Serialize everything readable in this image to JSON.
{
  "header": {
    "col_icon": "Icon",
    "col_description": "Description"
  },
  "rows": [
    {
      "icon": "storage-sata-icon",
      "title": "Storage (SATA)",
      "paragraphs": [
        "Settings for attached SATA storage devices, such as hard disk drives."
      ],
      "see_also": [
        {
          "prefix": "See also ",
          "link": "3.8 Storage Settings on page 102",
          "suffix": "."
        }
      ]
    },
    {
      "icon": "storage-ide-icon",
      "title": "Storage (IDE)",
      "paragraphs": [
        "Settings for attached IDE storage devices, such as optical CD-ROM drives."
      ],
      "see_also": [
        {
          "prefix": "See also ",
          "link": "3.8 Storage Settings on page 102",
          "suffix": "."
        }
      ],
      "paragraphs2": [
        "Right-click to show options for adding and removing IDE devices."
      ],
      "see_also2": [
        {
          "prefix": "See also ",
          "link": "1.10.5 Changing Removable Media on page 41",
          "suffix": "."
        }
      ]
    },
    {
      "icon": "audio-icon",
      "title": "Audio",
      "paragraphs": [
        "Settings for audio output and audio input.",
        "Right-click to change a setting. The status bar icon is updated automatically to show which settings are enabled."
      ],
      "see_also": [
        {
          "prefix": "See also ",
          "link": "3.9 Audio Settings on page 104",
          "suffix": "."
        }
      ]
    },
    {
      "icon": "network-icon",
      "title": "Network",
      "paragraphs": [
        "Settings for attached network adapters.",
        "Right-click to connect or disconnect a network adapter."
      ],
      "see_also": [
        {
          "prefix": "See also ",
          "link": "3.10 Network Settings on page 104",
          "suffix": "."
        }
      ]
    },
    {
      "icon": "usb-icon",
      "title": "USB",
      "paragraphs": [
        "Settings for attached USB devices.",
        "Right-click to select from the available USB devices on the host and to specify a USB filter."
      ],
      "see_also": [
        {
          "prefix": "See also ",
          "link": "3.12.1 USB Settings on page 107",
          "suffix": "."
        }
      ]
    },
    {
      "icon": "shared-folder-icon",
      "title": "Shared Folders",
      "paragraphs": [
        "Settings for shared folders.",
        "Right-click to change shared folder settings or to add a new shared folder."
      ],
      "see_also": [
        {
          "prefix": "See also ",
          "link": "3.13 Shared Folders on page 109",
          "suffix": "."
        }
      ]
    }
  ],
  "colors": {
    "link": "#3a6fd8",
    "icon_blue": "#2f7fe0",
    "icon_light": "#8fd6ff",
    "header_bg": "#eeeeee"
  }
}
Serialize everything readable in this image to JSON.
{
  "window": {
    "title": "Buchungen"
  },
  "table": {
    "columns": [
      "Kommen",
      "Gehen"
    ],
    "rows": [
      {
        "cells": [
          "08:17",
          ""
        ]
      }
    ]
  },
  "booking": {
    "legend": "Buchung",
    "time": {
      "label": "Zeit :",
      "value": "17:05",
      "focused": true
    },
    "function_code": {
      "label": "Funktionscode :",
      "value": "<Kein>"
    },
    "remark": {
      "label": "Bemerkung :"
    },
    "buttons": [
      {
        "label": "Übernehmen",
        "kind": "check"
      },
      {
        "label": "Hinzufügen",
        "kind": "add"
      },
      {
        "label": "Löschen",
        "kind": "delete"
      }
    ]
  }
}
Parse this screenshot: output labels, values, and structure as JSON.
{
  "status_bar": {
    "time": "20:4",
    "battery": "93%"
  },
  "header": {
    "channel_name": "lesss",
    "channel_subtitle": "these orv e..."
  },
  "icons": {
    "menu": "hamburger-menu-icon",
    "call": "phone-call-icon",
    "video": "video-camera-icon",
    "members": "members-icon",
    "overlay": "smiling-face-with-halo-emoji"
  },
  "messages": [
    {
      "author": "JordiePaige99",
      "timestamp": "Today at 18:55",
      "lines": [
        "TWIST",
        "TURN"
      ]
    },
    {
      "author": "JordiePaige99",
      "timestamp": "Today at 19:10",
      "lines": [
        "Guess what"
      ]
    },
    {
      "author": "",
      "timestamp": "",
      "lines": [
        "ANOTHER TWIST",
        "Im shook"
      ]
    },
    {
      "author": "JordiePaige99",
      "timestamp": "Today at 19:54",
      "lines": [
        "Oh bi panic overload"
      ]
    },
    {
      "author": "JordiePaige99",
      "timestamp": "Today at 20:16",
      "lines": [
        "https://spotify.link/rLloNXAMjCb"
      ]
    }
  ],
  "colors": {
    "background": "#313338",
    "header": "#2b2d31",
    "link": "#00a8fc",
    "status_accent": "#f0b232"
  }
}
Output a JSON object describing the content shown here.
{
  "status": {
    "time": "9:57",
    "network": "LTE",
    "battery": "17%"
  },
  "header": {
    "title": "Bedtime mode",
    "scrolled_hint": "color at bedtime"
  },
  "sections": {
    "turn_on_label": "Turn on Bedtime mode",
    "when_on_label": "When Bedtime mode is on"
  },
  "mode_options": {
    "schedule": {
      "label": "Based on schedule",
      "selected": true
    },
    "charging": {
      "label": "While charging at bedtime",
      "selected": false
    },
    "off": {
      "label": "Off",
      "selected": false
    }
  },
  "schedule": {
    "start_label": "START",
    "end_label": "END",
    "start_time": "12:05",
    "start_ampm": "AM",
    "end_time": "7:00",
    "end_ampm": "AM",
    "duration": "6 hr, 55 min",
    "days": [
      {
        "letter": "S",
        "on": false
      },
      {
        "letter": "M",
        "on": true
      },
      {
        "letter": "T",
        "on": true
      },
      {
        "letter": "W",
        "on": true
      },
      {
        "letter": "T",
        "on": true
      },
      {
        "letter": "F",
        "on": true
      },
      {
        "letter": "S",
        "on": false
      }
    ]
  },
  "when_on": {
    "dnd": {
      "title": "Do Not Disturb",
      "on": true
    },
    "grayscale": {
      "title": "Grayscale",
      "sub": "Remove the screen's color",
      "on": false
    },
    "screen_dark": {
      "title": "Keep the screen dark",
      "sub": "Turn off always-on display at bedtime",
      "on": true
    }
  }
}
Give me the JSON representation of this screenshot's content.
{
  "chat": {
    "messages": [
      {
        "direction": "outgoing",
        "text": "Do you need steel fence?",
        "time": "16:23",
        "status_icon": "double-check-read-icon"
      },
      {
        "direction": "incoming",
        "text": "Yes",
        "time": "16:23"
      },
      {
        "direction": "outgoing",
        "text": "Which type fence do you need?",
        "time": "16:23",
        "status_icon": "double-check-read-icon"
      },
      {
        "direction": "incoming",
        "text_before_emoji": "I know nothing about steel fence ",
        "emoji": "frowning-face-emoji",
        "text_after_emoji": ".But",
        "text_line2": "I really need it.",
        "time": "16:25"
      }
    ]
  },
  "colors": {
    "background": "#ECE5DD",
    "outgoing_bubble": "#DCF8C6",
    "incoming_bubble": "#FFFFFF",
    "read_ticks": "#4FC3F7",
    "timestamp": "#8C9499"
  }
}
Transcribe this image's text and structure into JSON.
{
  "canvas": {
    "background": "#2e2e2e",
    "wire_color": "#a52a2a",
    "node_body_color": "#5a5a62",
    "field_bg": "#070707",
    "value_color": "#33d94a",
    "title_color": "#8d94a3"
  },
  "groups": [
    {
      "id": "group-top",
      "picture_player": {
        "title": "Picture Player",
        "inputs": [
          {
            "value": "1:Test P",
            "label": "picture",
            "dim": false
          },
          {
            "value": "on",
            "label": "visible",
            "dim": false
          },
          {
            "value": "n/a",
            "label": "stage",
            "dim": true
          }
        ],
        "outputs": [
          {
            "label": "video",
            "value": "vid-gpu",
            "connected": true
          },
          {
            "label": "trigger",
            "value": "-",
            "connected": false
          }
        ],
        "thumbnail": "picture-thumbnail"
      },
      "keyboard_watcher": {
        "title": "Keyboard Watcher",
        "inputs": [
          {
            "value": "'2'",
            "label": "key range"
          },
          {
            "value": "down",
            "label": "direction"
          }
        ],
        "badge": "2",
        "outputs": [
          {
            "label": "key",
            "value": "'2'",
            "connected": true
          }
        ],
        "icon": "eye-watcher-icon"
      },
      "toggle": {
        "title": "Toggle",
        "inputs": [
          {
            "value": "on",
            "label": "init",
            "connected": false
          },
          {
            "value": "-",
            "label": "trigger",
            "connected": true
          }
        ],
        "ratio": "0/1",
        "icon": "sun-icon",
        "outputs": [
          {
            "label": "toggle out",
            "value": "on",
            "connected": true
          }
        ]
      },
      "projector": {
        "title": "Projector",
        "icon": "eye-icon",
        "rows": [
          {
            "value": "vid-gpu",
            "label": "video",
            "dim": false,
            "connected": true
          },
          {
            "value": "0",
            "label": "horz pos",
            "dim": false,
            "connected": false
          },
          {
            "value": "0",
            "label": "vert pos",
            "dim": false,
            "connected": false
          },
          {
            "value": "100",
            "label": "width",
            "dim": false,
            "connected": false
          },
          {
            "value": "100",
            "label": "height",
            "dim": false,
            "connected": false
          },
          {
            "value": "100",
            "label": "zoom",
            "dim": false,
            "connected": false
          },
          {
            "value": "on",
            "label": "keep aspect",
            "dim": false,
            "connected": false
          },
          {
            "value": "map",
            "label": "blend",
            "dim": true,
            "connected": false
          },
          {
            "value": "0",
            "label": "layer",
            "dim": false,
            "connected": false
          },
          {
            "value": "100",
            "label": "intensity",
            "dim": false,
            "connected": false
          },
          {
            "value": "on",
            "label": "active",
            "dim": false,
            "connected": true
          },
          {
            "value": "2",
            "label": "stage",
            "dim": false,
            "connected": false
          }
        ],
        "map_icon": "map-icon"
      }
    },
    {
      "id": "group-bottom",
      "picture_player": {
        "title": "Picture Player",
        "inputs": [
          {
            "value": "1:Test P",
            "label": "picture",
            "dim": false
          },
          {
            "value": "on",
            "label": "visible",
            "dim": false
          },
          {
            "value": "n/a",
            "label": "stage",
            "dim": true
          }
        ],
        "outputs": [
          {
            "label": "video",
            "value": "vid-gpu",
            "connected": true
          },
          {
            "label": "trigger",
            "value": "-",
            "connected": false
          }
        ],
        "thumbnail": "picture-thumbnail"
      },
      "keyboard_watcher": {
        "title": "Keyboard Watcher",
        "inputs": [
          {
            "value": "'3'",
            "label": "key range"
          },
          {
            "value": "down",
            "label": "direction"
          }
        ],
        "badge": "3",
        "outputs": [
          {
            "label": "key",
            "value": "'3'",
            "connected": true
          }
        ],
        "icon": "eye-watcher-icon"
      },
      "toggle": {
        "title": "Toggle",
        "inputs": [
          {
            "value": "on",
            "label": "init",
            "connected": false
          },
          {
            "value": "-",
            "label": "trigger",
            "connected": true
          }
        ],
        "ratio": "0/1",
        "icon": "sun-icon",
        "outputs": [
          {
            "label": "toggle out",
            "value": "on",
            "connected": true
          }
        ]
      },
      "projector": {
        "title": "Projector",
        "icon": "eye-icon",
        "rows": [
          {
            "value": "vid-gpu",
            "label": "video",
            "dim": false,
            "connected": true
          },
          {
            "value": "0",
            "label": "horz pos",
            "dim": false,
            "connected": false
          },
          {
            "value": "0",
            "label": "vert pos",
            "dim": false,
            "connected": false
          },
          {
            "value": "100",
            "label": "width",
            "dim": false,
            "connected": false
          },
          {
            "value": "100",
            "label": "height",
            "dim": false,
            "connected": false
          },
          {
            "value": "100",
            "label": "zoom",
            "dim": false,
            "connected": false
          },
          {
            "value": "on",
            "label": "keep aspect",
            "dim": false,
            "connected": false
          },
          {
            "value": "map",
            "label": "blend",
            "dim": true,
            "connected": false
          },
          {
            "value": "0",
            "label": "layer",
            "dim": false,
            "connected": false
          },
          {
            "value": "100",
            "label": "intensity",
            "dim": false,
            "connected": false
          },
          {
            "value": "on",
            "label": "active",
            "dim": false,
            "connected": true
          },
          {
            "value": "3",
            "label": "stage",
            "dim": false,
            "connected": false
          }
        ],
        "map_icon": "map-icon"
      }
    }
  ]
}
##########
Given request >>
Each line that has the word "letter" counts once. How many such lines are in the data? Give the number alone.

Task response >>
7